» **Directive**: Print out every record exactly as it appears.

── Provided material ──

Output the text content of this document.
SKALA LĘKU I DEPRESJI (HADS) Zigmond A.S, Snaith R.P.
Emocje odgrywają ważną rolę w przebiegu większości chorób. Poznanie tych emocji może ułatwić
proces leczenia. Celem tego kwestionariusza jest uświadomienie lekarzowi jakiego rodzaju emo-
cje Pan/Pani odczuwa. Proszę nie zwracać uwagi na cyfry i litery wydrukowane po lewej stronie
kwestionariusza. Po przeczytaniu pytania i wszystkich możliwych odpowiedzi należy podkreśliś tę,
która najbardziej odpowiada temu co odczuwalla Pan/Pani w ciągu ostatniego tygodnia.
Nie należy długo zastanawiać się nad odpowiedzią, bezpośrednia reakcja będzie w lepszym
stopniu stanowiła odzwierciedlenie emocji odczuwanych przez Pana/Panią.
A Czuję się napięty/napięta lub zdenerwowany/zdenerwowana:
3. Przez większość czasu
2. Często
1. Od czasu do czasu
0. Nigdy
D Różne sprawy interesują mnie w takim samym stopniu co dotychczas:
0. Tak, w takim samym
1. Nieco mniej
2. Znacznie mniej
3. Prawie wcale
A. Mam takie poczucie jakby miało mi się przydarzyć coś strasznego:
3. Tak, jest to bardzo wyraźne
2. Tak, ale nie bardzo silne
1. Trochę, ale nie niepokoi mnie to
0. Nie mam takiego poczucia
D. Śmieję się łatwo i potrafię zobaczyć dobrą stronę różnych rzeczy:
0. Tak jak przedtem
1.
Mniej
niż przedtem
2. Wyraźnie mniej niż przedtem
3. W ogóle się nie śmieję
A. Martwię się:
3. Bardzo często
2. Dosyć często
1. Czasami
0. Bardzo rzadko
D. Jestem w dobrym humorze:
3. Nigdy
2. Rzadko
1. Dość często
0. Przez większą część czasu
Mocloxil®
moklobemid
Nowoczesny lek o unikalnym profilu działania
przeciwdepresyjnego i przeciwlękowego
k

───

» **Expected output**:
Output the text content of this document.
SKALA LĘKU I DEPRESJI (HADS) Zigmond A.S, Snaith R.P.
Emocje odgrywają ważną rolę w przebiegu większości chorób. Poznanie tych emocji może ułatwić
proces leczenia. Celem tego kwestionariusza jest uświadomienie lekarzowi jakiego rodzaju emo-
cje Pan/Pani odczuwa. Proszę nie zwracać uwagi na cyfry i litery wydrukowane po lewej stronie
kwestionariusza. Po przeczytaniu pytania i wszystkich możliwych odpowiedzi należy podkreśliś tę,
która najbardziej odpowiada temu co odczuwalla Pan/Pani w ciągu ostatniego tygodnia.
Nie należy długo zastanawiać się nad odpowiedzią, bezpośrednia reakcja będzie w lepszym
stopniu stanowiła odzwierciedlenie emocji odczuwanych przez Pana/Panią.
A Czuję się napięty/napięta lub zdenerwowany/zdenerwowana:
3. Przez większość czasu
2. Często
1. Od czasu do czasu
0. Nigdy
D Różne sprawy interesują mnie w takim samym stopniu co dotychczas:
0. Tak, w takim samym
1. Nieco mniej
2. Znacznie mniej
3. Prawie wcale
A. Mam takie poczucie jakby miało mi się przydarzyć coś strasznego:
3. Tak, jest to bardzo wyraźne
2. Tak, ale nie bardzo silne
1. Trochę, ale nie niepokoi mnie to
0. Nie mam takiego poczucia
D. Śmieję się łatwo i potrafię zobaczyć dobrą stronę różnych rzeczy:
0. Tak jak przedtem
1.
Mniej
niż przedtem
2. Wyraźnie mniej niż przedtem
3. W ogóle się nie śmieję
A. Martwię się:
3. Bardzo często
2. Dosyć często
1. Czasami
0. Bardzo rzadko
D. Jestem w dobrym humorze:
3. Nigdy
2. Rzadko
1. Dość często
0. Przez większą część czasu
Mocloxil®
moklobemid
Nowoczesny lek o unikalnym profilu działania
przeciwdepresyjnego i przeciwlękowego
k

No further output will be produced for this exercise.